- [TASK DESCRIPTION]:
The records underneath are to be repeated exactly, with the pictures left out.

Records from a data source
· · · · ·

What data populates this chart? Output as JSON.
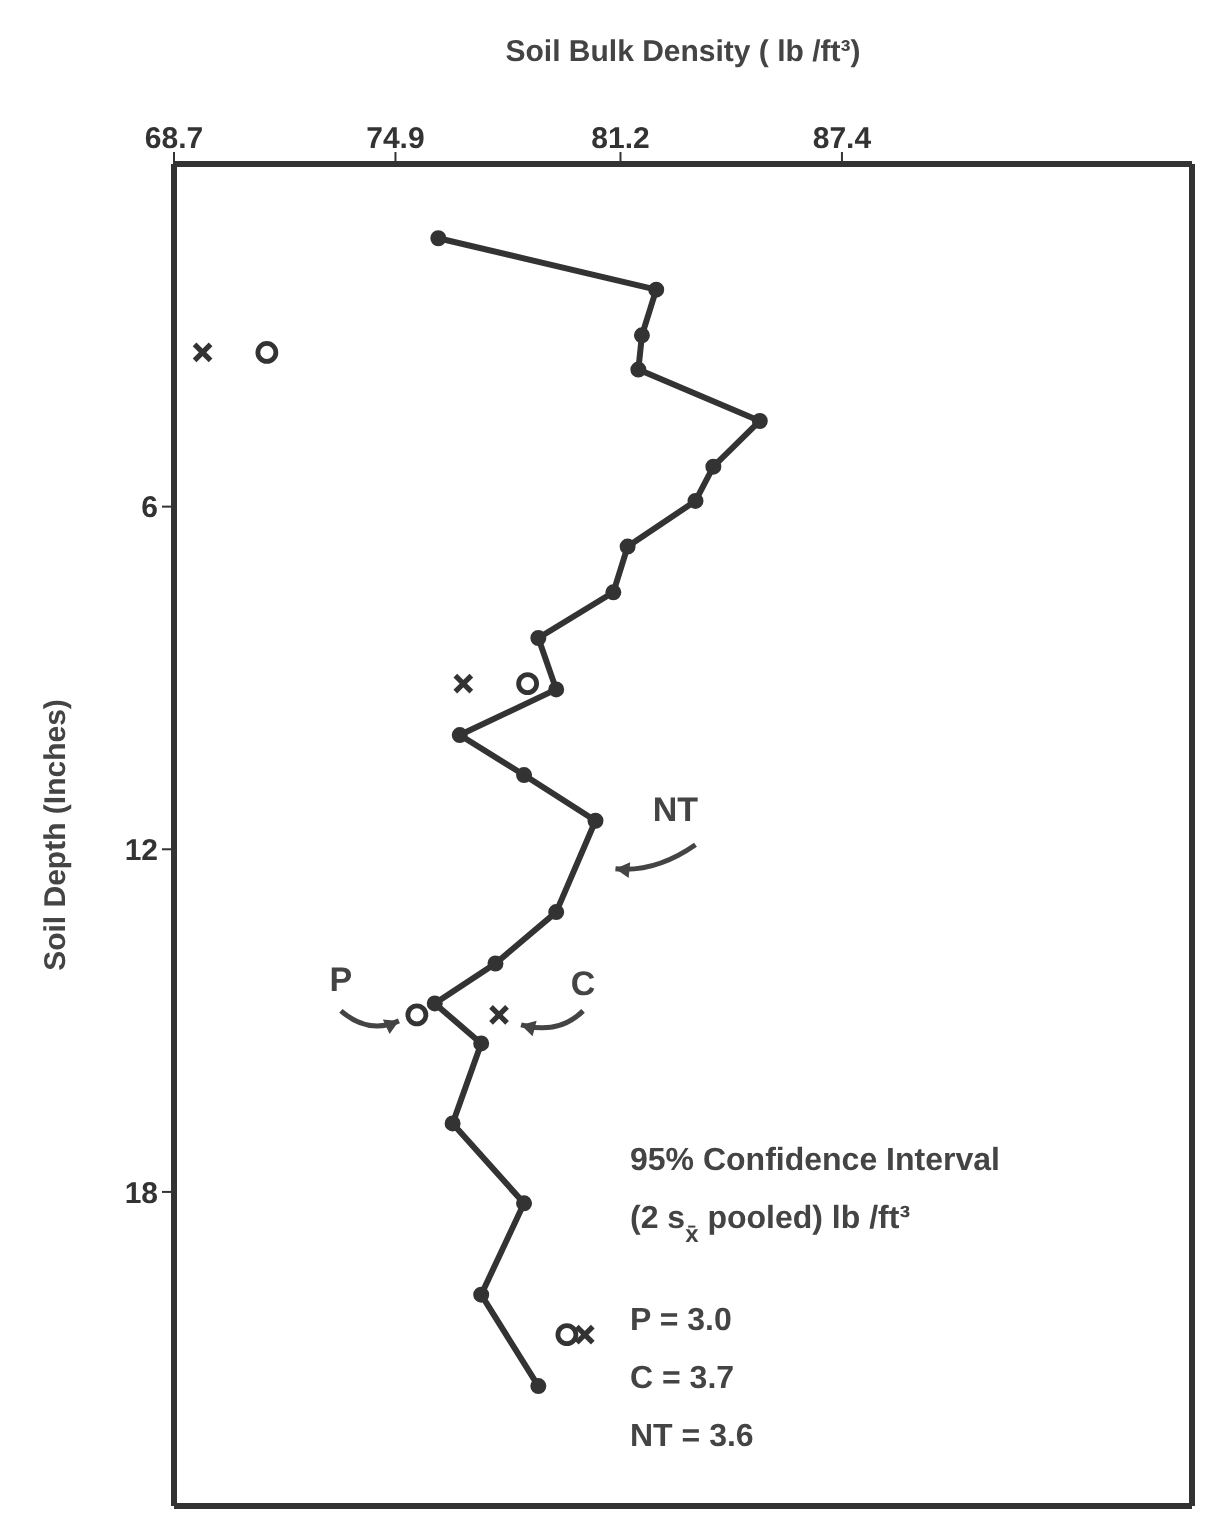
{
  "chart_data": {
    "type": "line",
    "xlabel": "Soil Bulk Density ( lb /ft³)",
    "ylabel": "Soil Depth (Inches)",
    "xlim": [
      68.7,
      97.2
    ],
    "xticks": [
      68.7,
      74.9,
      81.2,
      87.4
    ],
    "ylim": [
      23.5,
      0
    ],
    "yticks": [
      6,
      12,
      18
    ],
    "grid": false,
    "legend": false,
    "series": [
      {
        "name": "NT",
        "color": "#333333",
        "marker": "circle",
        "line_style": "solid",
        "x": [
          76.1,
          82.2,
          81.8,
          81.7,
          85.1,
          83.8,
          83.3,
          81.4,
          81.0,
          78.9,
          79.4,
          76.7,
          78.5,
          80.5,
          79.4,
          77.7,
          76.0,
          77.3,
          76.5,
          78.5,
          77.3,
          78.9
        ],
        "values": [
          1.3,
          2.2,
          3.0,
          3.6,
          4.5,
          5.3,
          5.9,
          6.7,
          7.5,
          8.3,
          9.2,
          10.0,
          10.7,
          11.5,
          13.1,
          14.0,
          14.7,
          15.4,
          16.8,
          18.2,
          19.8,
          21.4
        ]
      },
      {
        "name": "P",
        "type": "scatter",
        "color": "#333333",
        "marker": "circle",
        "x": [
          71.3,
          78.6,
          75.5,
          79.7
        ],
        "values": [
          3.3,
          9.1,
          14.9,
          20.5
        ]
      },
      {
        "name": "C",
        "type": "scatter",
        "color": "#333333",
        "marker": "cross",
        "x": [
          69.5,
          76.8,
          77.8,
          80.2
        ],
        "values": [
          3.3,
          9.1,
          14.9,
          20.5
        ]
      }
    ],
    "annotations": [
      "95% Confidence Interval",
      "(2 s$_{x̄}$ pooled) lb /ft³",
      "P = 3.0",
      "C = 3.7",
      "NT = 3.6"
    ]
  }
}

· · · · ·

- [RESPONSE]:
What data populates this chart? Output as JSON.
{
  "chart_data": {
    "type": "line",
    "xlabel": "Soil Bulk Density ( lb /ft³)",
    "ylabel": "Soil Depth (Inches)",
    "xlim": [
      68.7,
      97.2
    ],
    "xticks": [
      68.7,
      74.9,
      81.2,
      87.4
    ],
    "ylim": [
      23.5,
      0
    ],
    "yticks": [
      6,
      12,
      18
    ],
    "grid": false,
    "legend": false,
    "series": [
      {
        "name": "NT",
        "color": "#333333",
        "marker": "circle",
        "line_style": "solid",
        "x": [
          76.1,
          82.2,
          81.8,
          81.7,
          85.1,
          83.8,
          83.3,
          81.4,
          81.0,
          78.9,
          79.4,
          76.7,
          78.5,
          80.5,
          79.4,
          77.7,
          76.0,
          77.3,
          76.5,
          78.5,
          77.3,
          78.9
        ],
        "values": [
          1.3,
          2.2,
          3.0,
          3.6,
          4.5,
          5.3,
          5.9,
          6.7,
          7.5,
          8.3,
          9.2,
          10.0,
          10.7,
          11.5,
          13.1,
          14.0,
          14.7,
          15.4,
          16.8,
          18.2,
          19.8,
          21.4
        ]
      },
      {
        "name": "P",
        "type": "scatter",
        "color": "#333333",
        "marker": "circle",
        "x": [
          71.3,
          78.6,
          75.5,
          79.7
        ],
        "values": [
          3.3,
          9.1,
          14.9,
          20.5
        ]
      },
      {
        "name": "C",
        "type": "scatter",
        "color": "#333333",
        "marker": "cross",
        "x": [
          69.5,
          76.8,
          77.8,
          80.2
        ],
        "values": [
          3.3,
          9.1,
          14.9,
          20.5
        ]
      }
    ],
    "annotations": [
      "95% Confidence Interval",
      "(2 s$_{x̄}$ pooled) lb /ft³",
      "P = 3.0",
      "C = 3.7",
      "NT = 3.6"
    ]
  }
}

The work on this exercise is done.